Work required: Give only a count of the lines that include the string "Solar".

++++ Task material

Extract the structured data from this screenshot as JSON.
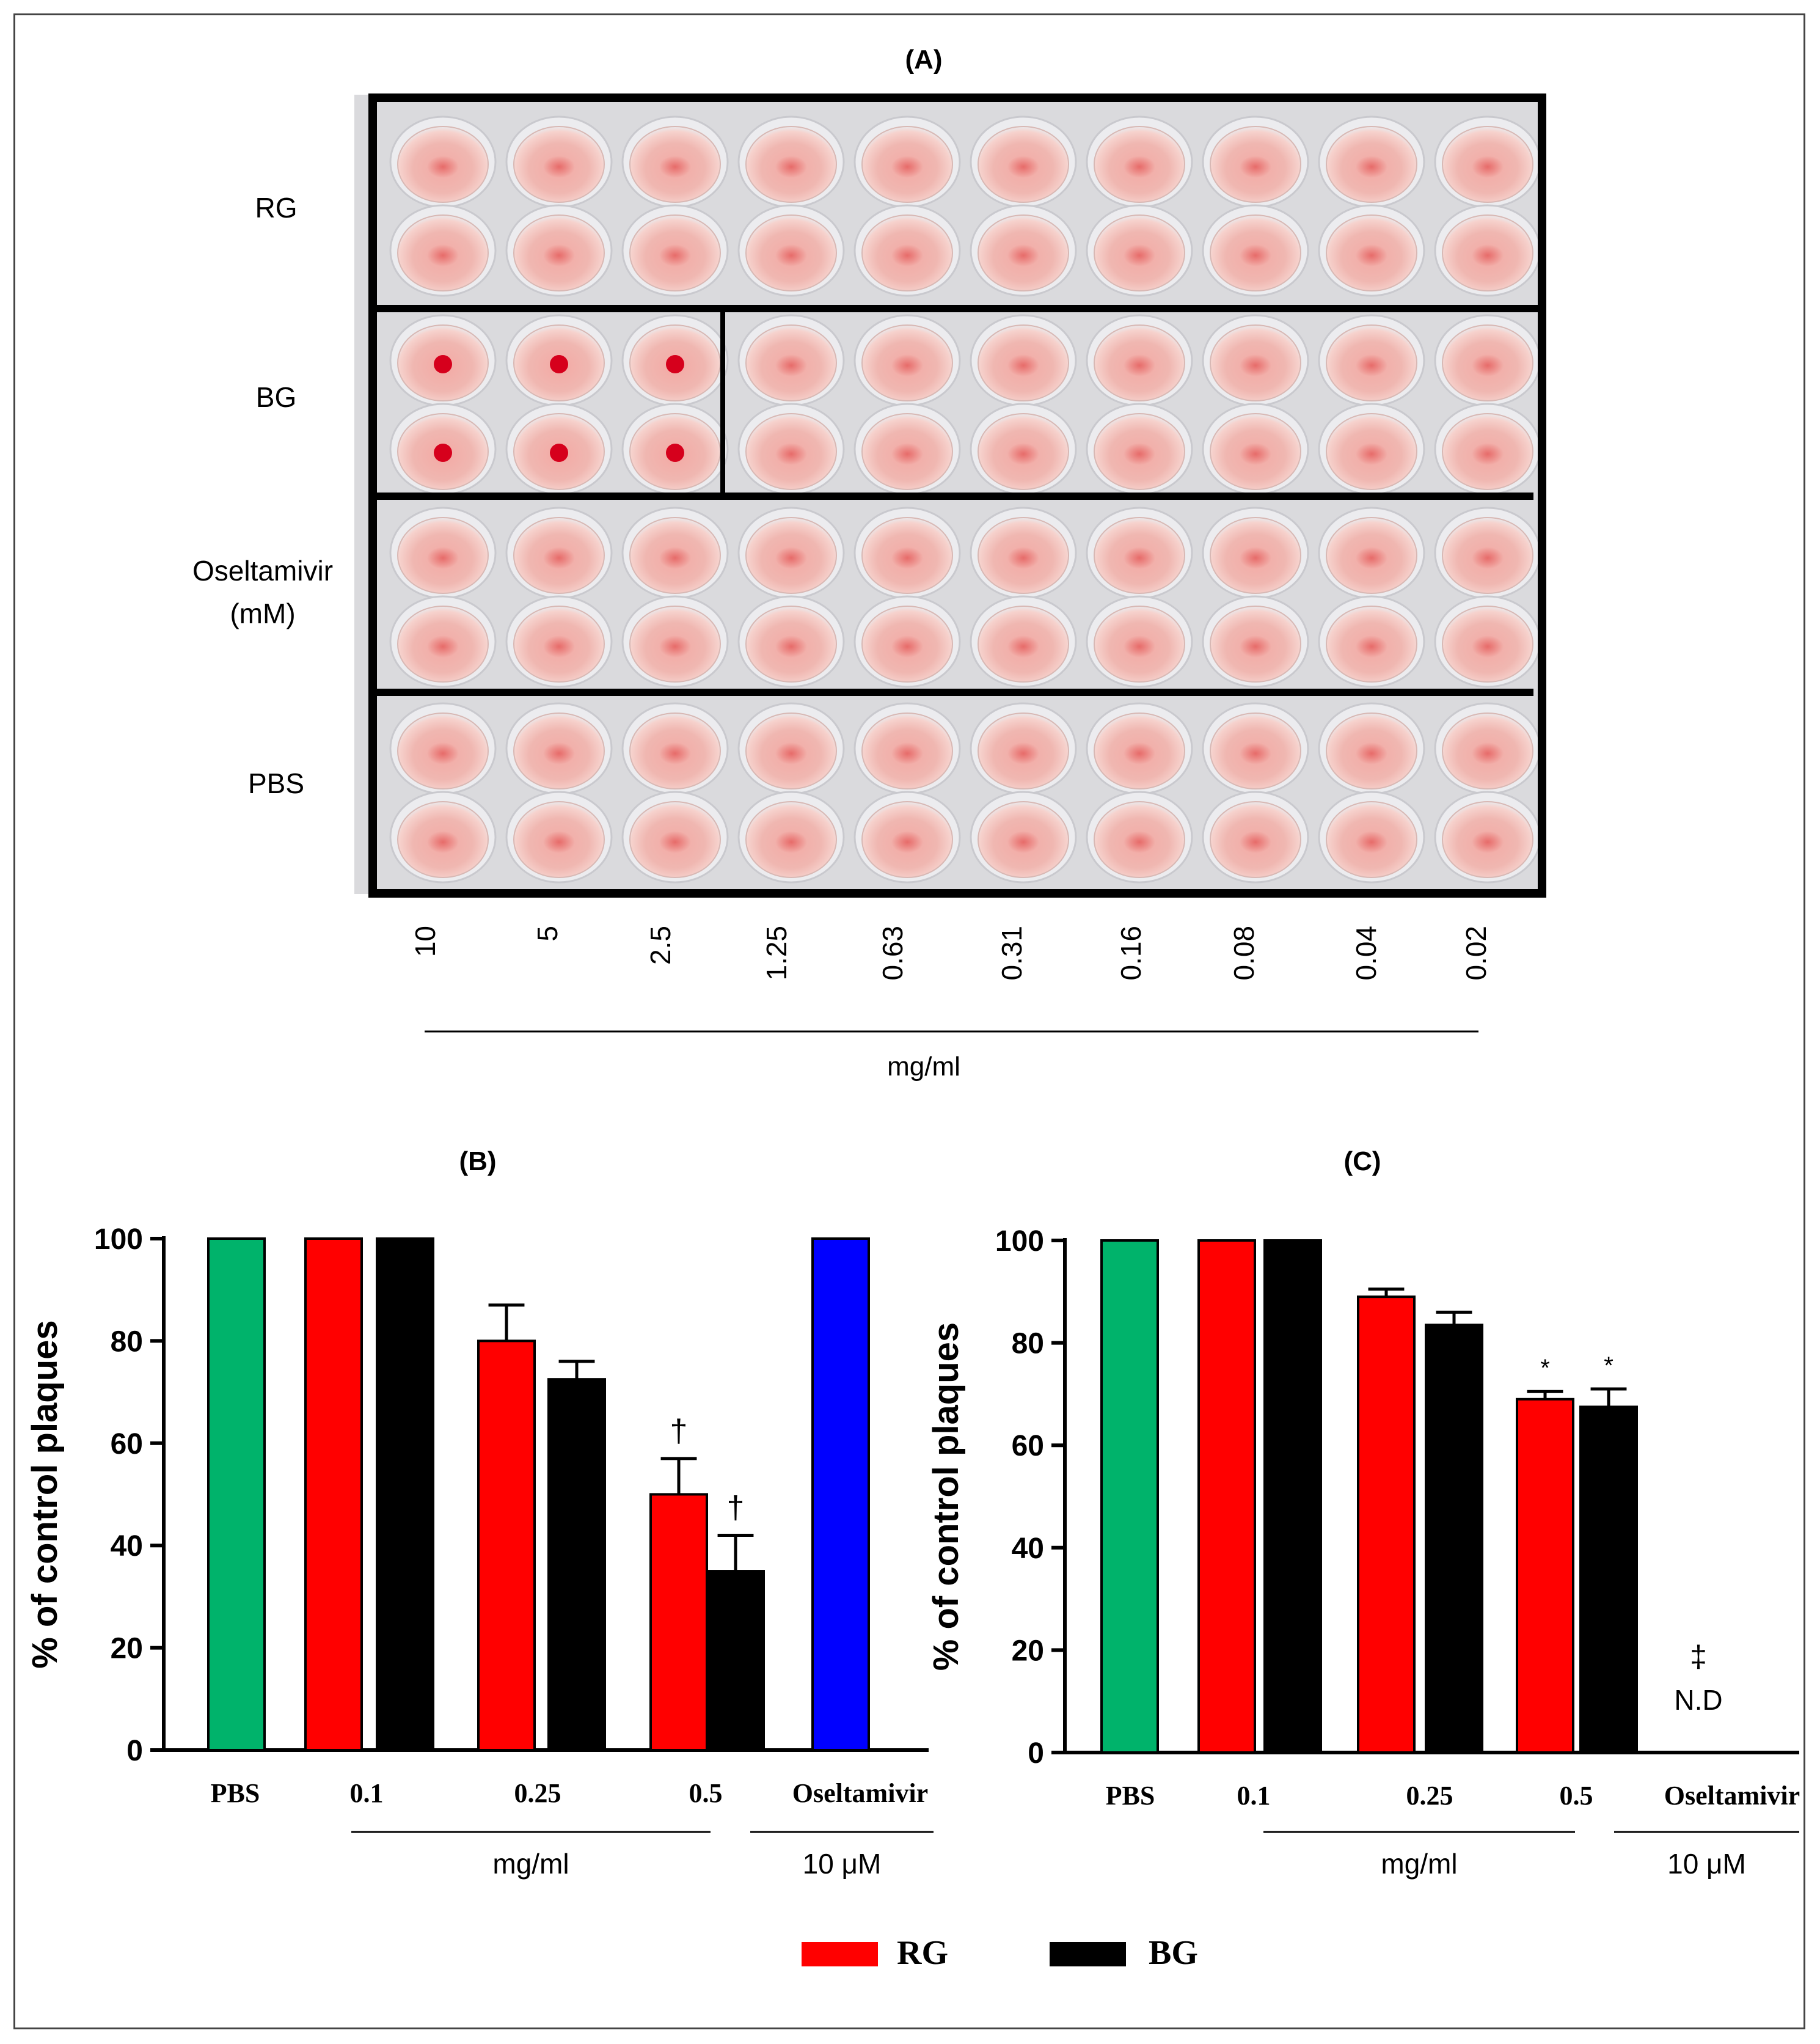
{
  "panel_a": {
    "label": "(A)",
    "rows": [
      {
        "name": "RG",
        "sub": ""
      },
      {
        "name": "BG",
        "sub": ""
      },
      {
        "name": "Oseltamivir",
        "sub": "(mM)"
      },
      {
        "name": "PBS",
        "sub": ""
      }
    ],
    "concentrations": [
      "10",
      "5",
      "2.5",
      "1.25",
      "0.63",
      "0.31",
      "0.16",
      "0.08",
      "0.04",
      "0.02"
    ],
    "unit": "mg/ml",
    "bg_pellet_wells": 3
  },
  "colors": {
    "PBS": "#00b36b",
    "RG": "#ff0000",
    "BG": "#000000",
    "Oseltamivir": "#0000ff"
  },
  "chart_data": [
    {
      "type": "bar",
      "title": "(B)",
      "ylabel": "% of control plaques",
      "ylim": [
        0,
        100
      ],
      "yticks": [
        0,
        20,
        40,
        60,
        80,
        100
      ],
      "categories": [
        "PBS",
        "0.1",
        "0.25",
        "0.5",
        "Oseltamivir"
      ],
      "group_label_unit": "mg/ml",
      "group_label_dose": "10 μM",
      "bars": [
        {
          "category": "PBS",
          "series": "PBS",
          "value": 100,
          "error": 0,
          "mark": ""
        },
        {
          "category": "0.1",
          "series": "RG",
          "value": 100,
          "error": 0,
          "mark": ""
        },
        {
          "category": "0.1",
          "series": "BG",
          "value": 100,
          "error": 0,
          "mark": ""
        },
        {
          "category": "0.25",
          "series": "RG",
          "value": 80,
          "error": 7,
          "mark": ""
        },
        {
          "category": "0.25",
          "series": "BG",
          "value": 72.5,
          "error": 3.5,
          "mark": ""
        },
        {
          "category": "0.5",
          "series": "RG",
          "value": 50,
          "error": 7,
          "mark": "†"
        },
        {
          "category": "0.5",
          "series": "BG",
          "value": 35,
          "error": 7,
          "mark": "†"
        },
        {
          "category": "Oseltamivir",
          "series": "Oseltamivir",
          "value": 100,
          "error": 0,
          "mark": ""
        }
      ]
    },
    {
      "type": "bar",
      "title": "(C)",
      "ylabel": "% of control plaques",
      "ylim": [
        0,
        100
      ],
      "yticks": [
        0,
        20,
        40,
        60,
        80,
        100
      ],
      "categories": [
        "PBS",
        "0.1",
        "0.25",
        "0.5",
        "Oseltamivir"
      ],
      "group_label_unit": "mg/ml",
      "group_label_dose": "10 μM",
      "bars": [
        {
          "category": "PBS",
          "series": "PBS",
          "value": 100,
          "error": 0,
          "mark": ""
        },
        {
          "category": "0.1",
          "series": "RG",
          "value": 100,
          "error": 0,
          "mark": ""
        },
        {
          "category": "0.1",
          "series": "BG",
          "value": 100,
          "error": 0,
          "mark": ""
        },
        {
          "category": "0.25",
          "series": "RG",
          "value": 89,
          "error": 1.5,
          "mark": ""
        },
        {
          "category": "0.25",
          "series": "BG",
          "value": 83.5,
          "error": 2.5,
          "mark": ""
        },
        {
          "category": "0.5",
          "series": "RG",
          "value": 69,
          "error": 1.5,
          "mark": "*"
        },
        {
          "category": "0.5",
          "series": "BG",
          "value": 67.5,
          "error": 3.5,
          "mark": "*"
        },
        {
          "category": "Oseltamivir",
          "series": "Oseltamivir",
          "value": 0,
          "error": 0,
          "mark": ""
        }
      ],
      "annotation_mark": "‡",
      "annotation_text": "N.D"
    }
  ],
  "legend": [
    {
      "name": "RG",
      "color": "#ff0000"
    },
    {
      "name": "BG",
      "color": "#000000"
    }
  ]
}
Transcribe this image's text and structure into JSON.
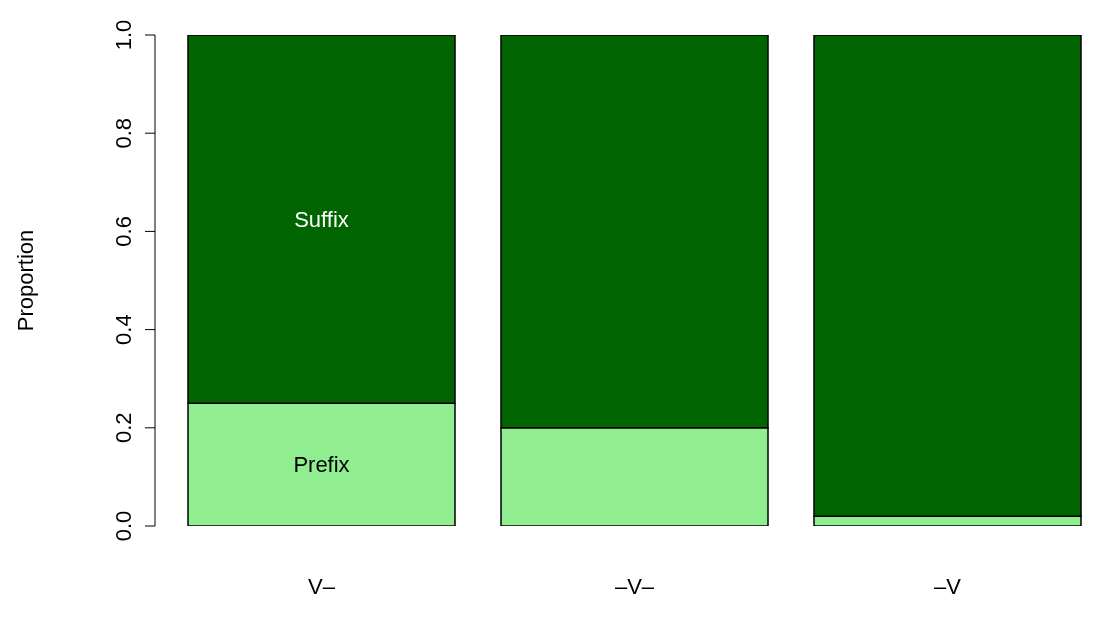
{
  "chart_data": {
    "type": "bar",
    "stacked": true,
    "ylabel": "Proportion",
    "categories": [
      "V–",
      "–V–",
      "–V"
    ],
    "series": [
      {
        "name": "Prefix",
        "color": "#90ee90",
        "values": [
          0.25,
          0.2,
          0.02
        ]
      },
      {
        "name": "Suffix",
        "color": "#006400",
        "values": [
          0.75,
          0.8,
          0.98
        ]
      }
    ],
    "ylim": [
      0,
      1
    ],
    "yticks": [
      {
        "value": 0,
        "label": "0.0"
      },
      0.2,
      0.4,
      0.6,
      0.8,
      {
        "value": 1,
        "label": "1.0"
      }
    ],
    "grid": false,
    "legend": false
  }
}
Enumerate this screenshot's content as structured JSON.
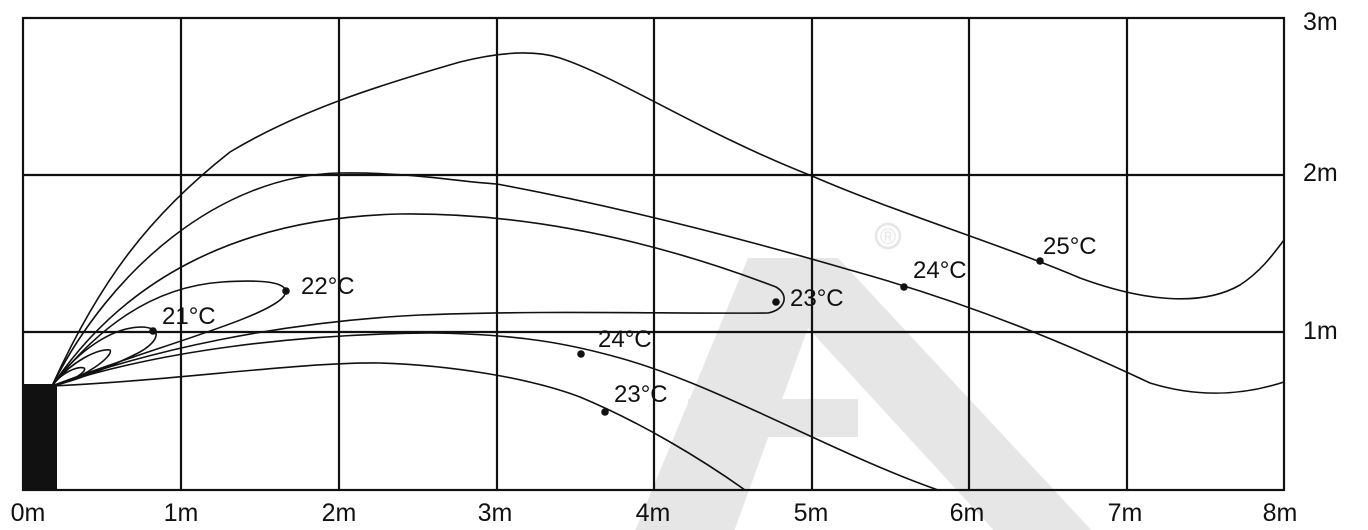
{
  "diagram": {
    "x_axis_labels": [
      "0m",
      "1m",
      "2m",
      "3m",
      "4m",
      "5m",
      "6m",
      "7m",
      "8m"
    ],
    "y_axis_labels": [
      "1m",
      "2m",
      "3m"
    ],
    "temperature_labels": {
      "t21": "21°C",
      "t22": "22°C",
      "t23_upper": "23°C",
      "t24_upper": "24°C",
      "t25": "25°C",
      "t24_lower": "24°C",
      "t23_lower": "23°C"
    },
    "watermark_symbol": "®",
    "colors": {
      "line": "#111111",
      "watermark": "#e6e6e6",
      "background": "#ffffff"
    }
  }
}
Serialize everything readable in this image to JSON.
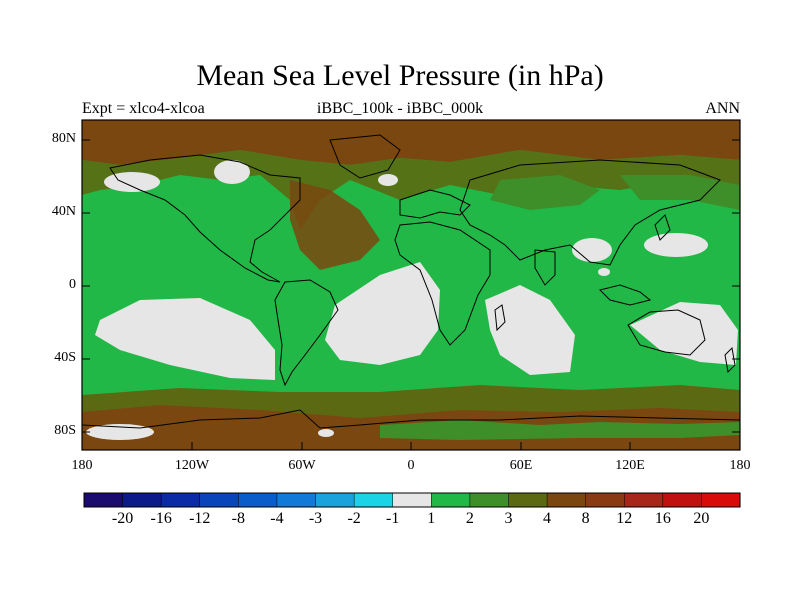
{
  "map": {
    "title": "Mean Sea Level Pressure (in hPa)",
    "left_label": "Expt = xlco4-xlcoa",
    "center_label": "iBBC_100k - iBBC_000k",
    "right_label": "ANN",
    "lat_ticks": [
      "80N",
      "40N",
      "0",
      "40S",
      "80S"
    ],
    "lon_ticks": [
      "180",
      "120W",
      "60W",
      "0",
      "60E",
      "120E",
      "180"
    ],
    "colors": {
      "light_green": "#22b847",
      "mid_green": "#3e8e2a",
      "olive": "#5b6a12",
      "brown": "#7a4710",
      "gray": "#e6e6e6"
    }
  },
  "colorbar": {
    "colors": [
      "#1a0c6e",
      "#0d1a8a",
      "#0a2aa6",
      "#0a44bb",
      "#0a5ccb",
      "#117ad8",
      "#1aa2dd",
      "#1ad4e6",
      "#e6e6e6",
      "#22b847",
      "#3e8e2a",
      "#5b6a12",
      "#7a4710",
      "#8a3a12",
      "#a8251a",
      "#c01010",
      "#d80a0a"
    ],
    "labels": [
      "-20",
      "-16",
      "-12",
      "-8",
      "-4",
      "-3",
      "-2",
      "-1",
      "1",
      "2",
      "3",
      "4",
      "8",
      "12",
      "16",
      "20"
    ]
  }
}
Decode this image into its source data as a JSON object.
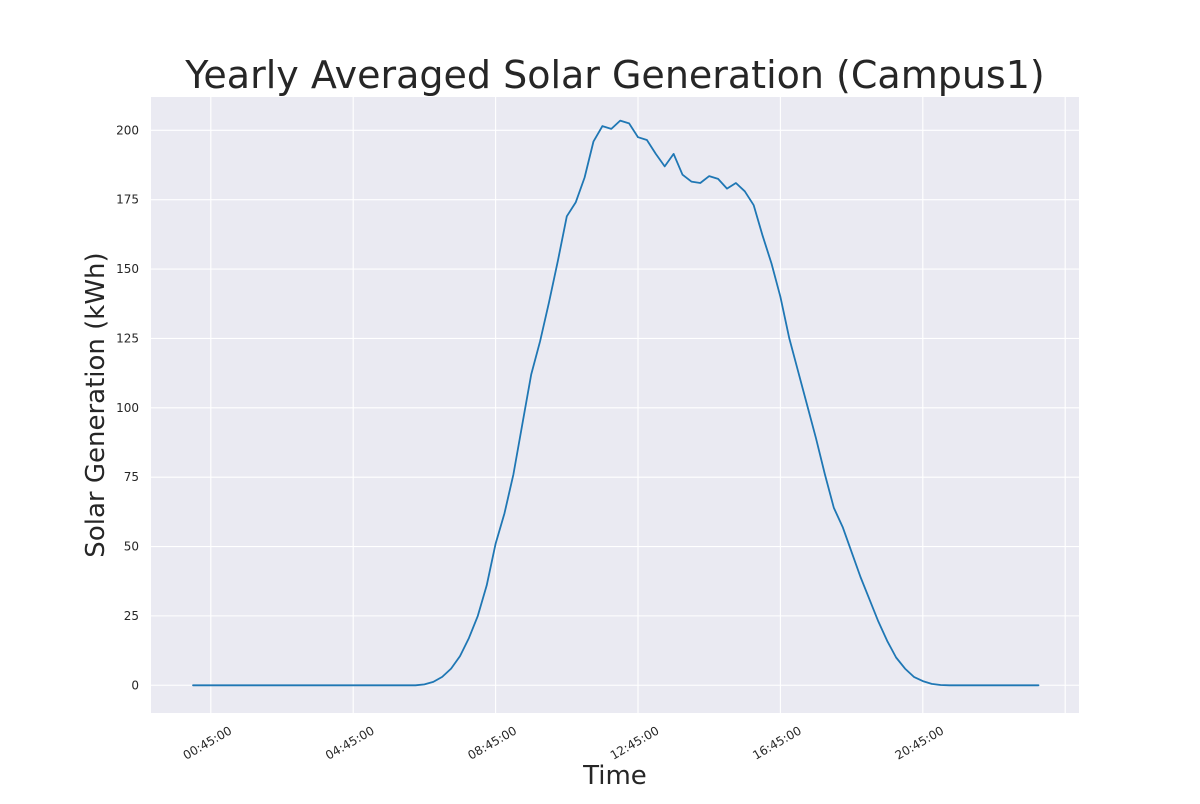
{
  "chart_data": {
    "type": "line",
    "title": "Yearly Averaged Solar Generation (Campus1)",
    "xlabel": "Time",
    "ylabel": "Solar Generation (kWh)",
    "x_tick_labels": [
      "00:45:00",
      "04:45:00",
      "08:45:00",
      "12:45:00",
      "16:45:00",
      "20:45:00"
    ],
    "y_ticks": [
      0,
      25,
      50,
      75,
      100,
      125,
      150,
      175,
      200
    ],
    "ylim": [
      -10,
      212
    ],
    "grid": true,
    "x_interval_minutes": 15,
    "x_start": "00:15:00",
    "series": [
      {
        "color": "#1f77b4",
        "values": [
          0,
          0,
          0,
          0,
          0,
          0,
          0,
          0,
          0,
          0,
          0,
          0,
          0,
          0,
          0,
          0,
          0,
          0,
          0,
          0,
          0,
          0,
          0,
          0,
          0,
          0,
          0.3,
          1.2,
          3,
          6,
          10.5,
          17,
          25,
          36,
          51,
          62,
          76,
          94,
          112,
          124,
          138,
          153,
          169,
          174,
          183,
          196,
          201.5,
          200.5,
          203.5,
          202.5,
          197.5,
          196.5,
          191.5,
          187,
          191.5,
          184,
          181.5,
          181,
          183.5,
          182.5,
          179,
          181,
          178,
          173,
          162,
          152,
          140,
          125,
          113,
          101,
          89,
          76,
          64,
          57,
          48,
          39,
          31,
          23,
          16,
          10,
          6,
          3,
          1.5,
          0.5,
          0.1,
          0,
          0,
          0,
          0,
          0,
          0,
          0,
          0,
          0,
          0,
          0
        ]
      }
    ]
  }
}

++++++++

Solution for this problem: 2